** Start EXTRACTED MATERIAL **

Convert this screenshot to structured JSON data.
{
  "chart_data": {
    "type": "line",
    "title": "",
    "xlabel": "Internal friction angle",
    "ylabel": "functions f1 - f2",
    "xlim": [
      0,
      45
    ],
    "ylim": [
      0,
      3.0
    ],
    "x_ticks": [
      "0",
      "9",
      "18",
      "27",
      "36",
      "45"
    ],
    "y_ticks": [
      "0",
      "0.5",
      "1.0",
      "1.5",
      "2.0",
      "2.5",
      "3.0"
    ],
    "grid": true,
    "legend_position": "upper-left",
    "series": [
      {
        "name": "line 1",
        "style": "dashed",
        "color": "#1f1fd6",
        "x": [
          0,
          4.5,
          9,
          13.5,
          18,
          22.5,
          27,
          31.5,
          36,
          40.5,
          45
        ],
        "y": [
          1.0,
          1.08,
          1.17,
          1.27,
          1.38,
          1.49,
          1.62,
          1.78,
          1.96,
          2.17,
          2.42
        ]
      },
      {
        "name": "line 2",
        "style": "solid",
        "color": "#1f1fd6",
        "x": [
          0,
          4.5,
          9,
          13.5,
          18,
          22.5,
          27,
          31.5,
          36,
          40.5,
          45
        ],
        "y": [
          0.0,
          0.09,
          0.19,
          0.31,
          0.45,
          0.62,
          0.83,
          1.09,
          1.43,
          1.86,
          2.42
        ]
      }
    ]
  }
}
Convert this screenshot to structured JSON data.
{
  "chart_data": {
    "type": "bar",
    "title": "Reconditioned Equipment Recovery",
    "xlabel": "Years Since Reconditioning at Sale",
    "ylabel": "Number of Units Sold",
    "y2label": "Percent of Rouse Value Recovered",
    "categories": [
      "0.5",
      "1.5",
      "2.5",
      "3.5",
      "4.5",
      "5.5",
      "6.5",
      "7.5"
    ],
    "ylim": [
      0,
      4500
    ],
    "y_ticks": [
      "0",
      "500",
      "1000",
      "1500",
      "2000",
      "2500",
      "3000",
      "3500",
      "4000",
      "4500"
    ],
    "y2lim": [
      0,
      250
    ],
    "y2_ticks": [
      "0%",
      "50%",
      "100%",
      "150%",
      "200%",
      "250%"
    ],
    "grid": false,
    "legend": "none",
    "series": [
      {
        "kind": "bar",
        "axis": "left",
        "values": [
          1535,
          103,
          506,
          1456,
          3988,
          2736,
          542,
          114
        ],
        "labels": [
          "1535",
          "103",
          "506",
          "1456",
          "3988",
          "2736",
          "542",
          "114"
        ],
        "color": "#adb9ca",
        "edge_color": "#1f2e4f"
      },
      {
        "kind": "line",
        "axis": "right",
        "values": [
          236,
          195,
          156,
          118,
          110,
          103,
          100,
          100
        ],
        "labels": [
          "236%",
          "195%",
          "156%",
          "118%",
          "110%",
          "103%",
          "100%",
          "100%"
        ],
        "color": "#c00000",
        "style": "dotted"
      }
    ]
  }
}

** End EXTRACTED MATERIAL **

**EXERCISE OBJECTIVE:** Search the data for the word "xlabel" and copy each line where it appears.

**RESULT:**
    "xlabel": "Internal friction angle",
    "xlabel": "Years Since Reconditioning at Sale",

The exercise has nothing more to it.